+++ RAW DATA
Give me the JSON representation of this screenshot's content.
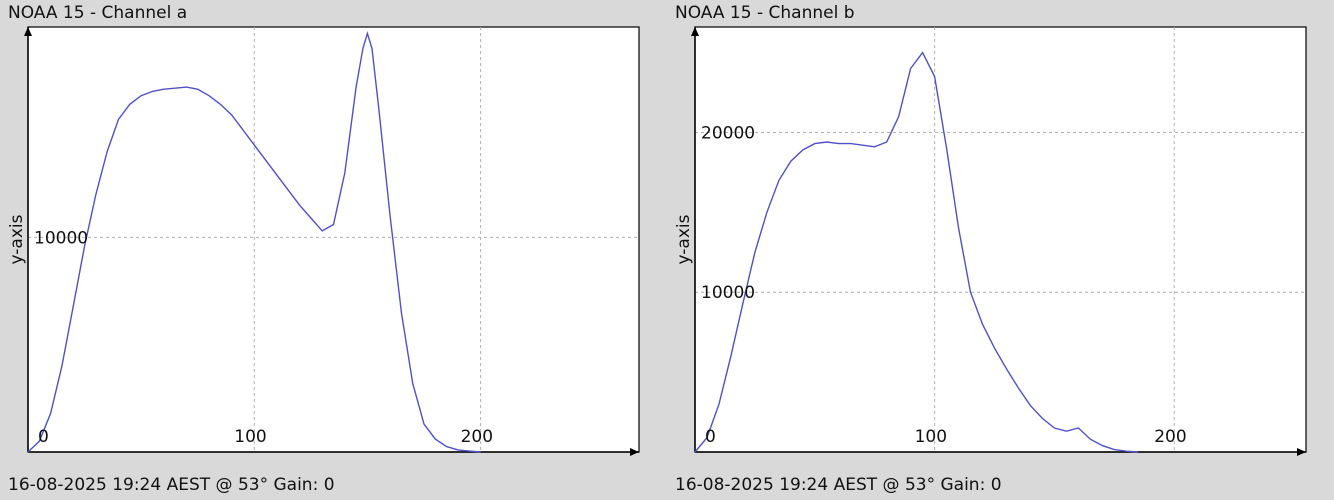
{
  "chart_data": [
    {
      "type": "line",
      "title": "NOAA 15 - Channel a",
      "footer": "16-08-2025 19:24 AEST @ 53° Gain: 0",
      "ylabel": "y-axis",
      "xlabel": "",
      "xlim": [
        0,
        270
      ],
      "ylim": [
        0,
        19800
      ],
      "xticks": [
        0,
        100,
        200
      ],
      "yticks": [
        10000
      ],
      "grid": true,
      "line_color": "#5050cc",
      "x": [
        0,
        5,
        10,
        15,
        20,
        25,
        30,
        35,
        40,
        45,
        50,
        55,
        60,
        65,
        70,
        75,
        80,
        85,
        90,
        95,
        100,
        105,
        110,
        115,
        120,
        125,
        130,
        135,
        140,
        145,
        148,
        150,
        152,
        155,
        160,
        165,
        170,
        175,
        180,
        185,
        190,
        195,
        200
      ],
      "y": [
        0,
        500,
        1800,
        4000,
        6800,
        9600,
        12000,
        14000,
        15500,
        16200,
        16600,
        16800,
        16900,
        16950,
        17000,
        16900,
        16600,
        16200,
        15700,
        15000,
        14300,
        13600,
        12900,
        12200,
        11500,
        10900,
        10300,
        10600,
        13000,
        17000,
        18800,
        19500,
        18800,
        16000,
        11000,
        6500,
        3200,
        1300,
        600,
        250,
        100,
        40,
        0
      ]
    },
    {
      "type": "line",
      "title": "NOAA 15 - Channel b",
      "footer": "16-08-2025 19:24 AEST @ 53° Gain: 0",
      "ylabel": "y-axis",
      "xlabel": "",
      "xlim": [
        0,
        255
      ],
      "ylim": [
        0,
        26600
      ],
      "xticks": [
        0,
        100,
        200
      ],
      "yticks": [
        10000,
        20000
      ],
      "grid": true,
      "line_color": "#5050cc",
      "x": [
        0,
        5,
        10,
        15,
        20,
        25,
        30,
        35,
        40,
        45,
        50,
        55,
        60,
        65,
        70,
        75,
        80,
        85,
        90,
        95,
        100,
        105,
        110,
        115,
        120,
        125,
        130,
        135,
        140,
        145,
        150,
        155,
        160,
        165,
        170,
        175,
        180,
        185
      ],
      "y": [
        0,
        900,
        3000,
        6000,
        9300,
        12500,
        15000,
        17000,
        18200,
        18900,
        19300,
        19400,
        19300,
        19300,
        19200,
        19100,
        19400,
        21000,
        24000,
        25000,
        23500,
        19000,
        14000,
        10000,
        8000,
        6500,
        5200,
        4000,
        2900,
        2100,
        1500,
        1300,
        1500,
        800,
        400,
        150,
        50,
        0
      ]
    }
  ]
}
++++++
The pictures should not be reproduced; quote all of the other material exactly.

FULL OUTPUT ->
Give me the JSON representation of this screenshot's content.
{
  "chart_data": [
    {
      "type": "line",
      "title": "NOAA 15 - Channel a",
      "footer": "16-08-2025 19:24 AEST @ 53° Gain: 0",
      "ylabel": "y-axis",
      "xlabel": "",
      "xlim": [
        0,
        270
      ],
      "ylim": [
        0,
        19800
      ],
      "xticks": [
        0,
        100,
        200
      ],
      "yticks": [
        10000
      ],
      "grid": true,
      "line_color": "#5050cc",
      "x": [
        0,
        5,
        10,
        15,
        20,
        25,
        30,
        35,
        40,
        45,
        50,
        55,
        60,
        65,
        70,
        75,
        80,
        85,
        90,
        95,
        100,
        105,
        110,
        115,
        120,
        125,
        130,
        135,
        140,
        145,
        148,
        150,
        152,
        155,
        160,
        165,
        170,
        175,
        180,
        185,
        190,
        195,
        200
      ],
      "y": [
        0,
        500,
        1800,
        4000,
        6800,
        9600,
        12000,
        14000,
        15500,
        16200,
        16600,
        16800,
        16900,
        16950,
        17000,
        16900,
        16600,
        16200,
        15700,
        15000,
        14300,
        13600,
        12900,
        12200,
        11500,
        10900,
        10300,
        10600,
        13000,
        17000,
        18800,
        19500,
        18800,
        16000,
        11000,
        6500,
        3200,
        1300,
        600,
        250,
        100,
        40,
        0
      ]
    },
    {
      "type": "line",
      "title": "NOAA 15 - Channel b",
      "footer": "16-08-2025 19:24 AEST @ 53° Gain: 0",
      "ylabel": "y-axis",
      "xlabel": "",
      "xlim": [
        0,
        255
      ],
      "ylim": [
        0,
        26600
      ],
      "xticks": [
        0,
        100,
        200
      ],
      "yticks": [
        10000,
        20000
      ],
      "grid": true,
      "line_color": "#5050cc",
      "x": [
        0,
        5,
        10,
        15,
        20,
        25,
        30,
        35,
        40,
        45,
        50,
        55,
        60,
        65,
        70,
        75,
        80,
        85,
        90,
        95,
        100,
        105,
        110,
        115,
        120,
        125,
        130,
        135,
        140,
        145,
        150,
        155,
        160,
        165,
        170,
        175,
        180,
        185
      ],
      "y": [
        0,
        900,
        3000,
        6000,
        9300,
        12500,
        15000,
        17000,
        18200,
        18900,
        19300,
        19400,
        19300,
        19300,
        19200,
        19100,
        19400,
        21000,
        24000,
        25000,
        23500,
        19000,
        14000,
        10000,
        8000,
        6500,
        5200,
        4000,
        2900,
        2100,
        1500,
        1300,
        1500,
        800,
        400,
        150,
        50,
        0
      ]
    }
  ]
}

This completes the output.